Given request.
Extract, from the records beneath this instruction, each line that contains the word "unidad".

[start of Data section]

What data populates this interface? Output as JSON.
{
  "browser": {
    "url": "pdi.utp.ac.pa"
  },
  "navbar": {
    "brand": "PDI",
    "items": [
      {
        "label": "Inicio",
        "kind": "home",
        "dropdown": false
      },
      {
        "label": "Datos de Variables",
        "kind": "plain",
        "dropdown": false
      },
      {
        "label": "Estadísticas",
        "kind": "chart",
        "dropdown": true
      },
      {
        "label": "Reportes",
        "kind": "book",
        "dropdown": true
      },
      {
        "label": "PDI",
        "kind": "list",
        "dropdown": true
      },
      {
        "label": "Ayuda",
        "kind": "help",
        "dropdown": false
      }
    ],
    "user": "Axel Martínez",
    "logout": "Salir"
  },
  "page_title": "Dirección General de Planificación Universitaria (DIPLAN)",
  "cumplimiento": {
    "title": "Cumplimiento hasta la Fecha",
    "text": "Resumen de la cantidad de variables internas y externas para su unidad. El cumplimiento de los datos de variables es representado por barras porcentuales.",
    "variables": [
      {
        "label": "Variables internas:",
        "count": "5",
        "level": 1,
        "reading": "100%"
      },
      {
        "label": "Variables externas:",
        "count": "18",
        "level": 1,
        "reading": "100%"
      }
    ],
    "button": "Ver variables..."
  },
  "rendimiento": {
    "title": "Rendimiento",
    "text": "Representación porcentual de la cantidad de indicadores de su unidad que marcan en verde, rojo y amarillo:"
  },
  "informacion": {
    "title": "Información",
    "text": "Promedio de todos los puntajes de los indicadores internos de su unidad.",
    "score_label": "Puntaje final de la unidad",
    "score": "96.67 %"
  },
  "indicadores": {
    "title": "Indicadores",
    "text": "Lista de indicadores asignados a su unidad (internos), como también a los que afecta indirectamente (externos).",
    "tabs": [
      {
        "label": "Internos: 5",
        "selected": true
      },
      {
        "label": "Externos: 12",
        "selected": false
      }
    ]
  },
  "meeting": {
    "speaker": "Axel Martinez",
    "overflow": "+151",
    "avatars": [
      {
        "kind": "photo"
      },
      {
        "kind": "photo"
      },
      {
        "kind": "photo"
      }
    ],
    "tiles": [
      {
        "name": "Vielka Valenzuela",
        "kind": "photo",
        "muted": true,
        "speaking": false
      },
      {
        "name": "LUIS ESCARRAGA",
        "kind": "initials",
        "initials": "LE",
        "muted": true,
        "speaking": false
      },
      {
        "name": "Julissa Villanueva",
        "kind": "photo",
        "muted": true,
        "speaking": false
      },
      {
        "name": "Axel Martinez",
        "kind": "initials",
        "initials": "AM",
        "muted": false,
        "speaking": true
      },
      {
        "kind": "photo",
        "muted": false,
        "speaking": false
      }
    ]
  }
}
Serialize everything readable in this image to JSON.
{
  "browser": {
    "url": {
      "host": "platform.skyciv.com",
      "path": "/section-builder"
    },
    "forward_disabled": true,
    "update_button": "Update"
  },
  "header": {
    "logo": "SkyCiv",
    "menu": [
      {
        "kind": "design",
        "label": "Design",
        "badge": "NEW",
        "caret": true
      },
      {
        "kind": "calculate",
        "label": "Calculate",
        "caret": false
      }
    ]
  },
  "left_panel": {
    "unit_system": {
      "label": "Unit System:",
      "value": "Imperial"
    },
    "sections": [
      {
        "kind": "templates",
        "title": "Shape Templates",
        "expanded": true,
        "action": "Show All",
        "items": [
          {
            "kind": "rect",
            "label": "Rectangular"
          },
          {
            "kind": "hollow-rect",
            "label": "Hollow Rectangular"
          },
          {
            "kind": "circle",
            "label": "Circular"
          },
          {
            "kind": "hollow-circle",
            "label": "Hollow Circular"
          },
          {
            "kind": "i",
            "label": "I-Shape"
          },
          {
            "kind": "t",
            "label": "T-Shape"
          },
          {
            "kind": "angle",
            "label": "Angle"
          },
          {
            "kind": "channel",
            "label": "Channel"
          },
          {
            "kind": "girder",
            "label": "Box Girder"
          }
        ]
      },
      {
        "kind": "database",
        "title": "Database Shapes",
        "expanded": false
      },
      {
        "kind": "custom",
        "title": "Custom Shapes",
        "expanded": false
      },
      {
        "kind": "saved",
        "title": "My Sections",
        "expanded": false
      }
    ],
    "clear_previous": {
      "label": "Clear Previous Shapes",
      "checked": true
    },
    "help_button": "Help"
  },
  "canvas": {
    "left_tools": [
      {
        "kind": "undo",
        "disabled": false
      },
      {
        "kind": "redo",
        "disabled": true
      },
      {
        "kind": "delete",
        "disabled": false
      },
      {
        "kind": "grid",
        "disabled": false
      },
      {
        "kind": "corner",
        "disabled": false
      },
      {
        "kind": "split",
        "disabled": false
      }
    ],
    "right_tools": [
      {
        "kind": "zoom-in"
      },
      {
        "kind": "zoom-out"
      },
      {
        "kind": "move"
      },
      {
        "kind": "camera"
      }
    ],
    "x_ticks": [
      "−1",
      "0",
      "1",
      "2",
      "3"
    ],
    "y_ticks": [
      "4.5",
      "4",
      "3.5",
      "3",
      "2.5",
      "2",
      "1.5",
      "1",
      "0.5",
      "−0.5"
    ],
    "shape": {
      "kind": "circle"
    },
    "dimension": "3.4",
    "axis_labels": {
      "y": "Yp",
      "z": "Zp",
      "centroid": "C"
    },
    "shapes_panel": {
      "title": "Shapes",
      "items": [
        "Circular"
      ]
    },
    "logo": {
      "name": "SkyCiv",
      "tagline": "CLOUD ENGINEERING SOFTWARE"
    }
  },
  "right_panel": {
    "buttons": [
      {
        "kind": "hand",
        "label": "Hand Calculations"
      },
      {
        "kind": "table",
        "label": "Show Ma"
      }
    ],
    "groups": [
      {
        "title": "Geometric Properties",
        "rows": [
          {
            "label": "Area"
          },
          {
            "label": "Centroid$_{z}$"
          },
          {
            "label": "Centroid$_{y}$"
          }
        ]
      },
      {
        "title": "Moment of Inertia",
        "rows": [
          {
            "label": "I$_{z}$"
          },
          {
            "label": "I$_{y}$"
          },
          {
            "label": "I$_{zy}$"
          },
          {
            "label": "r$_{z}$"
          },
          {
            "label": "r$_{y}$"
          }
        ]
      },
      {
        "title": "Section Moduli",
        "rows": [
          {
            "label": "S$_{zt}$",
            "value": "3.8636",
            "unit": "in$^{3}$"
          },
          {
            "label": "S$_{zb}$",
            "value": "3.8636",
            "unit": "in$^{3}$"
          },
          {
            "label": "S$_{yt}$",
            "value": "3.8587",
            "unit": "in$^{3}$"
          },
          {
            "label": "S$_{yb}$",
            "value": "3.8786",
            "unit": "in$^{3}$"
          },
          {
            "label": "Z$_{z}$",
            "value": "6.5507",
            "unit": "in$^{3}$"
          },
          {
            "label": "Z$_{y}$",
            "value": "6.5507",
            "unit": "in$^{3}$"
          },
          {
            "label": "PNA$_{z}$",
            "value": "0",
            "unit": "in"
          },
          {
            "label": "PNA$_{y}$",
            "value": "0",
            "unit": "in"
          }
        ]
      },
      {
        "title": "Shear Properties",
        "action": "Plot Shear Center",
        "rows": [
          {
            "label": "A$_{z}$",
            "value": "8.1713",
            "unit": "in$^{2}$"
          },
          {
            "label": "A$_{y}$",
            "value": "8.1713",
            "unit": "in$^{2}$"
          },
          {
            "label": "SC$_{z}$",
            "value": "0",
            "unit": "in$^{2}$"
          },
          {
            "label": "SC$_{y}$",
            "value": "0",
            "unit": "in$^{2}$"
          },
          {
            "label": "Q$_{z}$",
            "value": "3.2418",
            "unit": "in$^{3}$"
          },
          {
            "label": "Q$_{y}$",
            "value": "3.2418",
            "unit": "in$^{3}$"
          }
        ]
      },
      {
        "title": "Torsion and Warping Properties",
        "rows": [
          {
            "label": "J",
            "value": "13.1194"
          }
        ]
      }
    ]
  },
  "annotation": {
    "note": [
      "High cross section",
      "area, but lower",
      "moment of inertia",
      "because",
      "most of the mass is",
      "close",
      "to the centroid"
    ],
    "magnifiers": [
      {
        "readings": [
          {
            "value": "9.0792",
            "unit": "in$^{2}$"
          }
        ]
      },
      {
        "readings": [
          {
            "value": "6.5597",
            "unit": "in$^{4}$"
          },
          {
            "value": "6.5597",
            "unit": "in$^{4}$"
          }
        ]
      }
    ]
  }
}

[end of Data section]

Complete answer.
    "text": "Resumen de la cantidad de variables internas y externas para su unidad. El cumplimiento de los datos de variables es representado por barras porcentuales.",
    "text": "Representación porcentual de la cantidad de indicadores de su unidad que marcan en verde, rojo y amarillo:"
    "text": "Promedio de todos los puntajes de los indicadores internos de su unidad.",
    "score_label": "Puntaje final de la unidad",
    "text": "Lista de indicadores asignados a su unidad (internos), como también a los que afecta indirectamente (externos).",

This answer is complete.